* **PROBLEM DETAILS**:
Return each line of the data below verbatim; pictures are to be left out.

= = = = = = =

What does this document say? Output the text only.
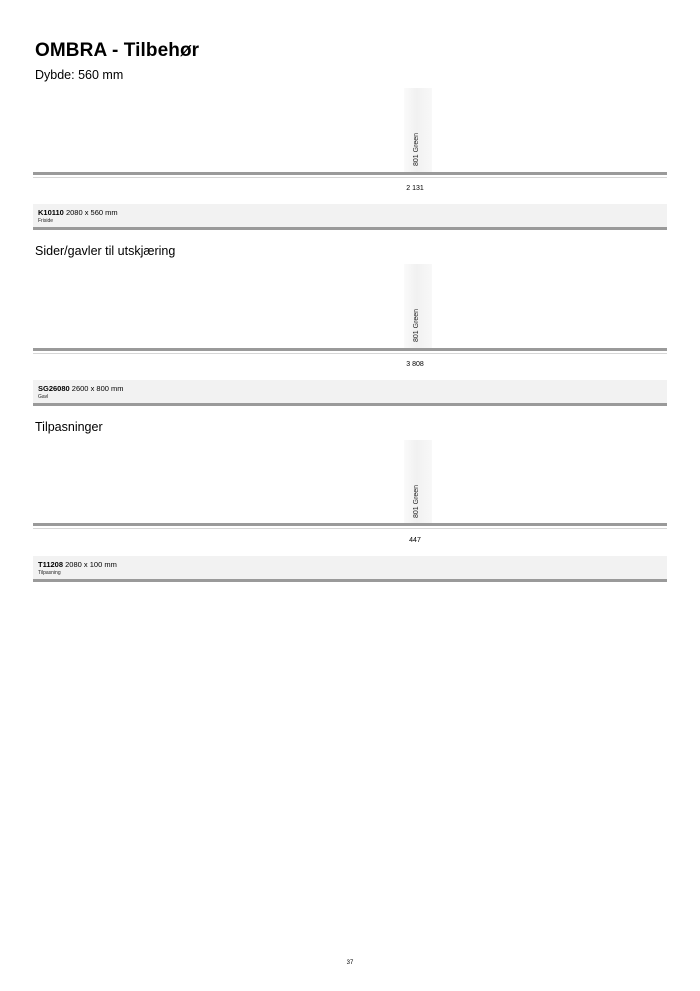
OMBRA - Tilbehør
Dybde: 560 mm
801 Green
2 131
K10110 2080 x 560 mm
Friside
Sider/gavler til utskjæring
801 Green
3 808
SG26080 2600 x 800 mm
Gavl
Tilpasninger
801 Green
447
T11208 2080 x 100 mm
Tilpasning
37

= = = = = = =

* **TASK SOLUTION**:
What does this document say? Output the text only.
OMBRA - Tilbehør
Dybde: 560 mm
801 Green
2 131
K10110 2080 x 560 mm
Friside
Sider/gavler til utskjæring
801 Green
3 808
SG26080 2600 x 800 mm
Gavl
Tilpasninger
801 Green
447
T11208 2080 x 100 mm
Tilpasning
37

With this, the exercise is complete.